GIVEN INSTRUCTION:
Copy, from the entries below, each line in which the string "الثالث" appears.

** Begin RAW RECORDS **

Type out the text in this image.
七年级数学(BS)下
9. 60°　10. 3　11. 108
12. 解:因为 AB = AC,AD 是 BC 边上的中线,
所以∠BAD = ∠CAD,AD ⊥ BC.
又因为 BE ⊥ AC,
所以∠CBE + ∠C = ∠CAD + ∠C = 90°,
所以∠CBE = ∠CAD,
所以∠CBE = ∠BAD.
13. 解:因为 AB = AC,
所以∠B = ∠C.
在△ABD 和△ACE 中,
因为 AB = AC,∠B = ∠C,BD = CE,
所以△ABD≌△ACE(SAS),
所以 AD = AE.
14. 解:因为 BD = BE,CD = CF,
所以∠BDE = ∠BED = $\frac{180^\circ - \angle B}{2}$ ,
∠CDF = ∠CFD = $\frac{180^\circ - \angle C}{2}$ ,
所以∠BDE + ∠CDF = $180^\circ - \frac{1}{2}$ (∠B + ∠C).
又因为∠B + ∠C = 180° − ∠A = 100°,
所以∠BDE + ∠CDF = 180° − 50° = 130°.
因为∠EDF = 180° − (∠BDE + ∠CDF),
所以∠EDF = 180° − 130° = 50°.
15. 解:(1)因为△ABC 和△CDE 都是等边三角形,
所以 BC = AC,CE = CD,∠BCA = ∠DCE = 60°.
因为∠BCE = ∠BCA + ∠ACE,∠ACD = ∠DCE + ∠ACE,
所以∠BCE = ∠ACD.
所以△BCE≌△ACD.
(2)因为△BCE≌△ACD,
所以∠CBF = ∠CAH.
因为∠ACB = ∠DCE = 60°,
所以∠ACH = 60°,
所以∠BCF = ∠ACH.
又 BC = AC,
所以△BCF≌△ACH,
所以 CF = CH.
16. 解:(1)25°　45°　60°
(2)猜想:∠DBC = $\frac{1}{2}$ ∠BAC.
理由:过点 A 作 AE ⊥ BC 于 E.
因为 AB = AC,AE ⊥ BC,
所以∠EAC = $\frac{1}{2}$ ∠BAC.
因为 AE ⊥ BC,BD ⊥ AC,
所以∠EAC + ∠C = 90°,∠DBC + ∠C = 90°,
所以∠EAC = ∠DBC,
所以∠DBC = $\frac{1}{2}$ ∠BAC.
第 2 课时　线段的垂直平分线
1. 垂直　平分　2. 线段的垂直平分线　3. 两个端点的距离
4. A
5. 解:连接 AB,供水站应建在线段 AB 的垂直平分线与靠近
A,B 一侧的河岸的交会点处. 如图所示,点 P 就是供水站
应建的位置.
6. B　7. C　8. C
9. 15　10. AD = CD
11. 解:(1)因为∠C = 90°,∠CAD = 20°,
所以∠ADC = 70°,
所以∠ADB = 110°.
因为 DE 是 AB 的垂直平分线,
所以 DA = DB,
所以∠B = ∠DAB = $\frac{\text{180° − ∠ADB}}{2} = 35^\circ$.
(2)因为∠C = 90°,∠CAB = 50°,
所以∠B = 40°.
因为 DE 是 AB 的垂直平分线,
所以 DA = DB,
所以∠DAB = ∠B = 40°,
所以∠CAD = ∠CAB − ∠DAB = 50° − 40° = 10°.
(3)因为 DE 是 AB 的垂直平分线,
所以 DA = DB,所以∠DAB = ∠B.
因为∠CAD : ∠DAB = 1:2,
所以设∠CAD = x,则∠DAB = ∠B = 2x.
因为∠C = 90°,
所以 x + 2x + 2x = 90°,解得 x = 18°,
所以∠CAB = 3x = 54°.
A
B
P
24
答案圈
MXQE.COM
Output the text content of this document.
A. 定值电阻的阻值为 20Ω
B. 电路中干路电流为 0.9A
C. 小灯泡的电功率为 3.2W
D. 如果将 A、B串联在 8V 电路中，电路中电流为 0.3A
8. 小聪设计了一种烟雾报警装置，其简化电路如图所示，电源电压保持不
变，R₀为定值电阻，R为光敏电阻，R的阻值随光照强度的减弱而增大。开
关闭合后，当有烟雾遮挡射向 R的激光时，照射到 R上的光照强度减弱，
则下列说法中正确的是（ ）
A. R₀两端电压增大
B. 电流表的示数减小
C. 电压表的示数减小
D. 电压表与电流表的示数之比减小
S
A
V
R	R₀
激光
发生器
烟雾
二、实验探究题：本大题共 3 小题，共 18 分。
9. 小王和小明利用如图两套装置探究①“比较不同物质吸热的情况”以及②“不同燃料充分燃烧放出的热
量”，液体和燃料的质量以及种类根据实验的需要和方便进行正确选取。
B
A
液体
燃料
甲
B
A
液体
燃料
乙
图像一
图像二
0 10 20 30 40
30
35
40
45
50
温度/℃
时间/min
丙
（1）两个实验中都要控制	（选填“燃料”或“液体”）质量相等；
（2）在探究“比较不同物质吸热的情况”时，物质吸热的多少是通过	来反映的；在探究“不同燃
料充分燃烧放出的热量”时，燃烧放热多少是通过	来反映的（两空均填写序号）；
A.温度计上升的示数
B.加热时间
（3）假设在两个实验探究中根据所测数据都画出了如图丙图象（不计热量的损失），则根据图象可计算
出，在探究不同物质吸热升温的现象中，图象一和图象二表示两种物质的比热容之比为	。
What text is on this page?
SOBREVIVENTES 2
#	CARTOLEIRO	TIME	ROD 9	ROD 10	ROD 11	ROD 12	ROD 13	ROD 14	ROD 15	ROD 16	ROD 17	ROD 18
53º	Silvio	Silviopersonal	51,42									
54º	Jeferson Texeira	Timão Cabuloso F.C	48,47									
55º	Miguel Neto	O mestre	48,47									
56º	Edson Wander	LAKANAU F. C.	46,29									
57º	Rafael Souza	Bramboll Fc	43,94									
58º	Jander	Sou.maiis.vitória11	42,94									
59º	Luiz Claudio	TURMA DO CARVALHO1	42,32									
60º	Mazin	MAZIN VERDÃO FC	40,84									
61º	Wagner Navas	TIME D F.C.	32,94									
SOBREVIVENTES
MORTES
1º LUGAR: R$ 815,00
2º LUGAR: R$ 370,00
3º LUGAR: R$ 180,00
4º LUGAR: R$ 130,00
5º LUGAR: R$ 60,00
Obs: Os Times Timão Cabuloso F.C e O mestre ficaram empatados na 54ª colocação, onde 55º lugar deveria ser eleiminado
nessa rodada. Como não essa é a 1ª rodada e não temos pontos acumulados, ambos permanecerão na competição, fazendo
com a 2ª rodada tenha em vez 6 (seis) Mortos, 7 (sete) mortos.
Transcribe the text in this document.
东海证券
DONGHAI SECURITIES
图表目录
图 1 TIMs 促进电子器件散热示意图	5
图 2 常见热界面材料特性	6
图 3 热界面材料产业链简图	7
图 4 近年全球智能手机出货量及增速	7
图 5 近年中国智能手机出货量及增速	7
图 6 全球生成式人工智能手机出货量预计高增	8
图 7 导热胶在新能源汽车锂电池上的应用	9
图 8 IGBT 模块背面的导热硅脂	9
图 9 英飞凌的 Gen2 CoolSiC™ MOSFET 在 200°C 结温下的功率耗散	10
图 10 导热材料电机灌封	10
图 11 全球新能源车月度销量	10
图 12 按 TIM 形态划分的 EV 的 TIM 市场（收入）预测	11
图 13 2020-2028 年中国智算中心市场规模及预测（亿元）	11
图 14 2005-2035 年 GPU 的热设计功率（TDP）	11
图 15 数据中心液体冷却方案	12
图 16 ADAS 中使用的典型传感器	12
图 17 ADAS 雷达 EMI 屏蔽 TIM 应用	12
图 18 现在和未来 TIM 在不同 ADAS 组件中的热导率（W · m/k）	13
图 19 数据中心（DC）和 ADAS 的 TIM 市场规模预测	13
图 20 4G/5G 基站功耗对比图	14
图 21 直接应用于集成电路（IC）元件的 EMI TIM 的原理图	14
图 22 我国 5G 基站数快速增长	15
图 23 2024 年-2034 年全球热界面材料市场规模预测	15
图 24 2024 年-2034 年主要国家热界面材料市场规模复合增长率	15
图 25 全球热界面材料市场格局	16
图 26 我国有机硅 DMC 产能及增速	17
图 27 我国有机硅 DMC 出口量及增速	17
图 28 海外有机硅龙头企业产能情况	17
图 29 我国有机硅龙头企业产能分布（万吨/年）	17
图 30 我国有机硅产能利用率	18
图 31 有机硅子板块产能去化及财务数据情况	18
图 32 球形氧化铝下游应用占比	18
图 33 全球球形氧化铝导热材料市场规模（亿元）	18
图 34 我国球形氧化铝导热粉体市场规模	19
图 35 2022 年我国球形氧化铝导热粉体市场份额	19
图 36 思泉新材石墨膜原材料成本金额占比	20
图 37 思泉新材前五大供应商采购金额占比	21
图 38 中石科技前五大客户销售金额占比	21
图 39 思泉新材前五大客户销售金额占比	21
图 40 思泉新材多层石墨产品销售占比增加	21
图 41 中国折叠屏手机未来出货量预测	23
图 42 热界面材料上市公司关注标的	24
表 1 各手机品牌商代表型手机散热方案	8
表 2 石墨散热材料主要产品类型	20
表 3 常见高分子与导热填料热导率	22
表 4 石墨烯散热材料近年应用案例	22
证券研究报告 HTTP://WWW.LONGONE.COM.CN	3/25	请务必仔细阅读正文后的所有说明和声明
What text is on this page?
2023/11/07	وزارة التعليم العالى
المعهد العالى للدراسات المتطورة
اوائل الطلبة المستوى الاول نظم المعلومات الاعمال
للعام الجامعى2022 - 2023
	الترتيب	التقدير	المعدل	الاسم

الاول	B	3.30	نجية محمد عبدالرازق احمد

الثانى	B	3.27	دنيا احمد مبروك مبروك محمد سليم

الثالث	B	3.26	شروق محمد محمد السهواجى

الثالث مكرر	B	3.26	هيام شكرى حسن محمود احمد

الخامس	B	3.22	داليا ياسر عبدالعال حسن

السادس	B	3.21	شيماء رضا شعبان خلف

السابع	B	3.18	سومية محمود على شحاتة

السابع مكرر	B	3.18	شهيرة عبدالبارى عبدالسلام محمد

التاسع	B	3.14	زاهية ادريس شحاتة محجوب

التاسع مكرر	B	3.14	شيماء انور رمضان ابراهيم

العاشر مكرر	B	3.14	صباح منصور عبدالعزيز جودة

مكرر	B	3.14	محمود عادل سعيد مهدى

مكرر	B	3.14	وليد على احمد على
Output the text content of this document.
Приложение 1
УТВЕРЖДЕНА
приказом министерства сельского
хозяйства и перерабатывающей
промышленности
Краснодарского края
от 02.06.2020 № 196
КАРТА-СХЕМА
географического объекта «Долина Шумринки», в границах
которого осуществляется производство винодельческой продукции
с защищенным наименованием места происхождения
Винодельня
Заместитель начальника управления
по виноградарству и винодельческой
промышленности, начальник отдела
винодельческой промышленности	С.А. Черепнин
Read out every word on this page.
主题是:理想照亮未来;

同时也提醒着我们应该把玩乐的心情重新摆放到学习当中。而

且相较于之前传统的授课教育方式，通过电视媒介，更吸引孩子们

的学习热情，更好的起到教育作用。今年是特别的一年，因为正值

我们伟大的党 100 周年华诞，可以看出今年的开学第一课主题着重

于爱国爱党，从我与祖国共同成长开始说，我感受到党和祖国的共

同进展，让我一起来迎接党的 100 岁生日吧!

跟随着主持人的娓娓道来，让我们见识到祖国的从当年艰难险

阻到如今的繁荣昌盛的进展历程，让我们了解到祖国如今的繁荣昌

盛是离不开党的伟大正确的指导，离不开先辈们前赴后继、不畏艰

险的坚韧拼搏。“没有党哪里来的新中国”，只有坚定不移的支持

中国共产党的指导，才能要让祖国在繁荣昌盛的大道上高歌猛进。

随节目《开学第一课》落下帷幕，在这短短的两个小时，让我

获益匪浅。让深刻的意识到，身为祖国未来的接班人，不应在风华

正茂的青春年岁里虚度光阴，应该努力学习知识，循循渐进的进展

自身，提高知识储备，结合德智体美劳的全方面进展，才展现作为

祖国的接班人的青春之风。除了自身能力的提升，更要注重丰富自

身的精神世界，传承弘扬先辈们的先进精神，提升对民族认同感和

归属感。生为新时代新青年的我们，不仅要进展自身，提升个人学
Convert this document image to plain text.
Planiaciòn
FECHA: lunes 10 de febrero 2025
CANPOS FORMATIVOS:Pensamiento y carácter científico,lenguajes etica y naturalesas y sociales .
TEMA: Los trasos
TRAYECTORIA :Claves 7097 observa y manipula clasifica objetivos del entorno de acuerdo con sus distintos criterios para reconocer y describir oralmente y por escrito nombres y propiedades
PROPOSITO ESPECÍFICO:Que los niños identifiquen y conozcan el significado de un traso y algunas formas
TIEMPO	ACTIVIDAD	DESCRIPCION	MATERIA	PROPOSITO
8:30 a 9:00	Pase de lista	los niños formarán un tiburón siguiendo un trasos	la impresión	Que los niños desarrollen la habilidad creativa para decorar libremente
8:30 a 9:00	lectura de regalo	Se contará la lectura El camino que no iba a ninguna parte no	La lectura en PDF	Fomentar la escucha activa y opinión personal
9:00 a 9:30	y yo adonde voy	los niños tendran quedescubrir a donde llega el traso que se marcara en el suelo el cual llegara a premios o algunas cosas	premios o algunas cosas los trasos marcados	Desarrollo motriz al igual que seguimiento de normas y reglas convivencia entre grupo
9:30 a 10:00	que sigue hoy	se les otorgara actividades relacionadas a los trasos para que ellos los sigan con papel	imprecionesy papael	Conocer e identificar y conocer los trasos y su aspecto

** End RAW RECORDS **

WRITTEN REPLY:
الثالث	B	3.26	شروق محمد محمد السهواجى
الثالث مكرر	B	3.26	هيام شكرى حسن محمود احمد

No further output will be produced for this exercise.